▶ [TASK DIRECTIONS]
Pictures in the data below are not part of the copy; transcribe everything else exactly.

▶ [EXERCISE MATERIAL]
start

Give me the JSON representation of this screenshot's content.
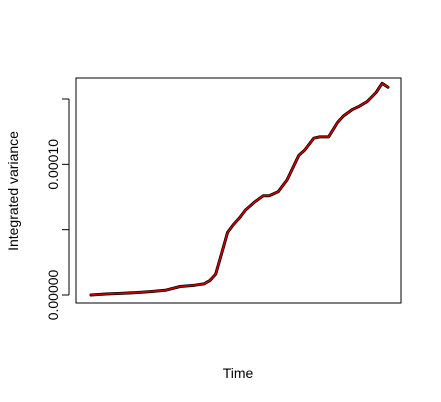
{
  "chart_data": {
    "type": "line",
    "xlabel": "Time",
    "ylabel": "Integrated variance",
    "ylim": [
      0,
      0.00016
    ],
    "yticks": [
      0,
      5e-05,
      0.0001,
      0.00015
    ],
    "ytick_labels": [
      "0.00000",
      "",
      "0.00010",
      ""
    ],
    "x_ticks_labeled": false,
    "grid": false,
    "legend": "none",
    "series": [
      {
        "color": "#000000",
        "x": [
          0,
          0.05,
          0.1,
          0.15,
          0.2,
          0.25,
          0.3,
          0.35,
          0.38,
          0.4,
          0.42,
          0.44,
          0.46,
          0.48,
          0.5,
          0.52,
          0.55,
          0.58,
          0.6,
          0.63,
          0.66,
          0.7,
          0.72,
          0.75,
          0.77,
          0.8,
          0.83,
          0.85,
          0.88,
          0.9,
          0.93,
          0.96,
          0.98,
          1.0
        ],
        "y": [
          0.0,
          8e-07,
          1.2e-06,
          1.8e-06,
          2.6e-06,
          3.6e-06,
          6.5e-06,
          7.5e-06,
          8.5e-06,
          1.1e-05,
          1.6e-05,
          3.2e-05,
          4.8e-05,
          5.4e-05,
          5.9e-05,
          6.5e-05,
          7.1e-05,
          7.6e-05,
          7.6e-05,
          7.9e-05,
          8.8e-05,
          0.000107,
          0.000111,
          0.00012,
          0.000121,
          0.000121,
          0.000132,
          0.000137,
          0.000142,
          0.000144,
          0.000148,
          0.000155,
          0.000162,
          0.000159
        ]
      },
      {
        "color": "#cc0000",
        "x": [
          0,
          0.05,
          0.1,
          0.15,
          0.2,
          0.25,
          0.3,
          0.35,
          0.38,
          0.4,
          0.42,
          0.44,
          0.46,
          0.48,
          0.5,
          0.52,
          0.55,
          0.58,
          0.6,
          0.63,
          0.66,
          0.7,
          0.72,
          0.75,
          0.77,
          0.8,
          0.83,
          0.85,
          0.88,
          0.9,
          0.93,
          0.96,
          0.98,
          1.0
        ],
        "y": [
          0.0,
          8e-07,
          1.2e-06,
          1.8e-06,
          2.6e-06,
          3.6e-06,
          6.5e-06,
          7.5e-06,
          8.5e-06,
          1.1e-05,
          1.6e-05,
          3.2e-05,
          4.8e-05,
          5.4e-05,
          5.9e-05,
          6.5e-05,
          7.1e-05,
          7.6e-05,
          7.6e-05,
          7.9e-05,
          8.8e-05,
          0.000107,
          0.000111,
          0.00012,
          0.000121,
          0.000121,
          0.000132,
          0.000137,
          0.000142,
          0.000144,
          0.000148,
          0.000155,
          0.000162,
          0.000159
        ]
      }
    ]
  }
}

end

▶ [CORRECT ANSWER]
Give me the JSON representation of this screenshot's content.
{
  "chart_data": {
    "type": "line",
    "xlabel": "Time",
    "ylabel": "Integrated variance",
    "ylim": [
      0,
      0.00016
    ],
    "yticks": [
      0,
      5e-05,
      0.0001,
      0.00015
    ],
    "ytick_labels": [
      "0.00000",
      "",
      "0.00010",
      ""
    ],
    "x_ticks_labeled": false,
    "grid": false,
    "legend": "none",
    "series": [
      {
        "color": "#000000",
        "x": [
          0,
          0.05,
          0.1,
          0.15,
          0.2,
          0.25,
          0.3,
          0.35,
          0.38,
          0.4,
          0.42,
          0.44,
          0.46,
          0.48,
          0.5,
          0.52,
          0.55,
          0.58,
          0.6,
          0.63,
          0.66,
          0.7,
          0.72,
          0.75,
          0.77,
          0.8,
          0.83,
          0.85,
          0.88,
          0.9,
          0.93,
          0.96,
          0.98,
          1.0
        ],
        "y": [
          0.0,
          8e-07,
          1.2e-06,
          1.8e-06,
          2.6e-06,
          3.6e-06,
          6.5e-06,
          7.5e-06,
          8.5e-06,
          1.1e-05,
          1.6e-05,
          3.2e-05,
          4.8e-05,
          5.4e-05,
          5.9e-05,
          6.5e-05,
          7.1e-05,
          7.6e-05,
          7.6e-05,
          7.9e-05,
          8.8e-05,
          0.000107,
          0.000111,
          0.00012,
          0.000121,
          0.000121,
          0.000132,
          0.000137,
          0.000142,
          0.000144,
          0.000148,
          0.000155,
          0.000162,
          0.000159
        ]
      },
      {
        "color": "#cc0000",
        "x": [
          0,
          0.05,
          0.1,
          0.15,
          0.2,
          0.25,
          0.3,
          0.35,
          0.38,
          0.4,
          0.42,
          0.44,
          0.46,
          0.48,
          0.5,
          0.52,
          0.55,
          0.58,
          0.6,
          0.63,
          0.66,
          0.7,
          0.72,
          0.75,
          0.77,
          0.8,
          0.83,
          0.85,
          0.88,
          0.9,
          0.93,
          0.96,
          0.98,
          1.0
        ],
        "y": [
          0.0,
          8e-07,
          1.2e-06,
          1.8e-06,
          2.6e-06,
          3.6e-06,
          6.5e-06,
          7.5e-06,
          8.5e-06,
          1.1e-05,
          1.6e-05,
          3.2e-05,
          4.8e-05,
          5.4e-05,
          5.9e-05,
          6.5e-05,
          7.1e-05,
          7.6e-05,
          7.6e-05,
          7.9e-05,
          8.8e-05,
          0.000107,
          0.000111,
          0.00012,
          0.000121,
          0.000121,
          0.000132,
          0.000137,
          0.000142,
          0.000144,
          0.000148,
          0.000155,
          0.000162,
          0.000159
        ]
      }
    ]
  }
}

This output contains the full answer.